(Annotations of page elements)
* * * *

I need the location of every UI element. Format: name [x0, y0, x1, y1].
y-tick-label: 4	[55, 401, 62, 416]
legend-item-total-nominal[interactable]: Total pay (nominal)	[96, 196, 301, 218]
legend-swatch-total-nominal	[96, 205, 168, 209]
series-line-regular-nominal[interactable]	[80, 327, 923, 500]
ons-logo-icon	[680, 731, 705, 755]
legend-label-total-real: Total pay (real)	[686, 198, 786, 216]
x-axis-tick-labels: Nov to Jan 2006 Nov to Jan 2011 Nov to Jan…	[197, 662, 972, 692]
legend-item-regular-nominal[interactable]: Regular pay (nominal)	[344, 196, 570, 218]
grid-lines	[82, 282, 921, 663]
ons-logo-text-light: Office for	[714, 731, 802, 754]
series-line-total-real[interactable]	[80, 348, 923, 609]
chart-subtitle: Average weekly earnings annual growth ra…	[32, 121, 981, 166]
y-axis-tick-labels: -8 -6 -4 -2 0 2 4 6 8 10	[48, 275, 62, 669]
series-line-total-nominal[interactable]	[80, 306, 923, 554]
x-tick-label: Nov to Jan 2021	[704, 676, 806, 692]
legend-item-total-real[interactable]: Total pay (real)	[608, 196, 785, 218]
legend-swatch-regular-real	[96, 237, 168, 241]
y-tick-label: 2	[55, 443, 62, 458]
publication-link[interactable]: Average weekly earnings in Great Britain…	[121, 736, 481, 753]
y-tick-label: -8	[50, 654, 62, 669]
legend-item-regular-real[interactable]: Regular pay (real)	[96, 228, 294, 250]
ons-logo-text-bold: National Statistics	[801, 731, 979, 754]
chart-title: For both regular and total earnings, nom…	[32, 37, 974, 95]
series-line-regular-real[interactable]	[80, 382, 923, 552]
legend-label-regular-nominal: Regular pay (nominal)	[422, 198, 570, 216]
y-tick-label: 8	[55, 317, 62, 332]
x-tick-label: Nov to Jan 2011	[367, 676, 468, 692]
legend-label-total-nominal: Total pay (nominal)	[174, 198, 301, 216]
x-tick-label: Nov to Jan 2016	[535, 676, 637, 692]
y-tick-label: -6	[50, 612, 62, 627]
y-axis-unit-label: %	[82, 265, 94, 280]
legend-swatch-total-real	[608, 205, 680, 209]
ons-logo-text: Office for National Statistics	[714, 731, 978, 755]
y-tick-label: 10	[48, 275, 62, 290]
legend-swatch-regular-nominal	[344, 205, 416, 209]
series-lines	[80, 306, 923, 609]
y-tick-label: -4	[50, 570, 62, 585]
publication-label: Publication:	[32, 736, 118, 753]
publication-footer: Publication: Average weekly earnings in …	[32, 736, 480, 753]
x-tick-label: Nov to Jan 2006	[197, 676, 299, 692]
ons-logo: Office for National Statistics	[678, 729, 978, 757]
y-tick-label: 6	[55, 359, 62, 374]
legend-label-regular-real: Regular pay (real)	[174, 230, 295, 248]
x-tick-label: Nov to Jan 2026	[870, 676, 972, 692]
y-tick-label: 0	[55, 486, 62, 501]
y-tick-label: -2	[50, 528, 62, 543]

* * * *

* Objective *
Can you copy every line of the material above word for word, with nothing changed or left out?

* Response *
I need the location of every UI element. Format: name [x0, y0, x1, y1].
y-tick-label: 4	[55, 401, 62, 416]
legend-item-total-nominal[interactable]: Total pay (nominal)	[96, 196, 301, 218]
legend-swatch-total-nominal	[96, 205, 168, 209]
series-line-regular-nominal[interactable]	[80, 327, 923, 500]
ons-logo-icon	[680, 731, 705, 755]
legend-label-total-real: Total pay (real)	[686, 198, 786, 216]
x-axis-tick-labels: Nov to Jan 2006 Nov to Jan 2011 Nov to Jan…	[197, 662, 972, 692]
legend-item-regular-nominal[interactable]: Regular pay (nominal)	[344, 196, 570, 218]
grid-lines	[82, 282, 921, 663]
ons-logo-text-light: Office for	[714, 731, 802, 754]
series-line-total-real[interactable]	[80, 348, 923, 609]
chart-subtitle: Average weekly earnings annual growth ra…	[32, 121, 981, 166]
y-axis-tick-labels: -8 -6 -4 -2 0 2 4 6 8 10	[48, 275, 62, 669]
series-line-total-nominal[interactable]	[80, 306, 923, 554]
x-tick-label: Nov to Jan 2021	[704, 676, 806, 692]
legend-item-total-real[interactable]: Total pay (real)	[608, 196, 785, 218]
legend-swatch-regular-real	[96, 237, 168, 241]
y-tick-label: 2	[55, 443, 62, 458]
publication-link[interactable]: Average weekly earnings in Great Britain…	[121, 736, 481, 753]
y-tick-label: -8	[50, 654, 62, 669]
legend-item-regular-real[interactable]: Regular pay (real)	[96, 228, 294, 250]
ons-logo-text-bold: National Statistics	[801, 731, 979, 754]
chart-title: For both regular and total earnings, nom…	[32, 37, 974, 95]
series-line-regular-real[interactable]	[80, 382, 923, 552]
legend-label-regular-nominal: Regular pay (nominal)	[422, 198, 570, 216]
y-tick-label: 8	[55, 317, 62, 332]
x-tick-label: Nov to Jan 2011	[367, 676, 468, 692]
legend-label-total-nominal: Total pay (nominal)	[174, 198, 301, 216]
x-tick-label: Nov to Jan 2016	[535, 676, 637, 692]
y-tick-label: -6	[50, 612, 62, 627]
y-axis-unit-label: %	[82, 265, 94, 280]
legend-swatch-total-real	[608, 205, 680, 209]
ons-logo-text: Office for National Statistics	[714, 731, 978, 755]
y-tick-label: 10	[48, 275, 62, 290]
legend-swatch-regular-nominal	[344, 205, 416, 209]
series-lines	[80, 306, 923, 609]
y-tick-label: -4	[50, 570, 62, 585]
publication-label: Publication:	[32, 736, 118, 753]
publication-footer: Publication: Average weekly earnings in …	[32, 736, 480, 753]
x-tick-label: Nov to Jan 2006	[197, 676, 299, 692]
ons-logo: Office for National Statistics	[678, 729, 978, 757]
y-tick-label: 6	[55, 359, 62, 374]
legend-label-regular-real: Regular pay (real)	[174, 230, 295, 248]
x-tick-label: Nov to Jan 2026	[870, 676, 972, 692]
y-tick-label: 0	[55, 486, 62, 501]
y-tick-label: -2	[50, 528, 62, 543]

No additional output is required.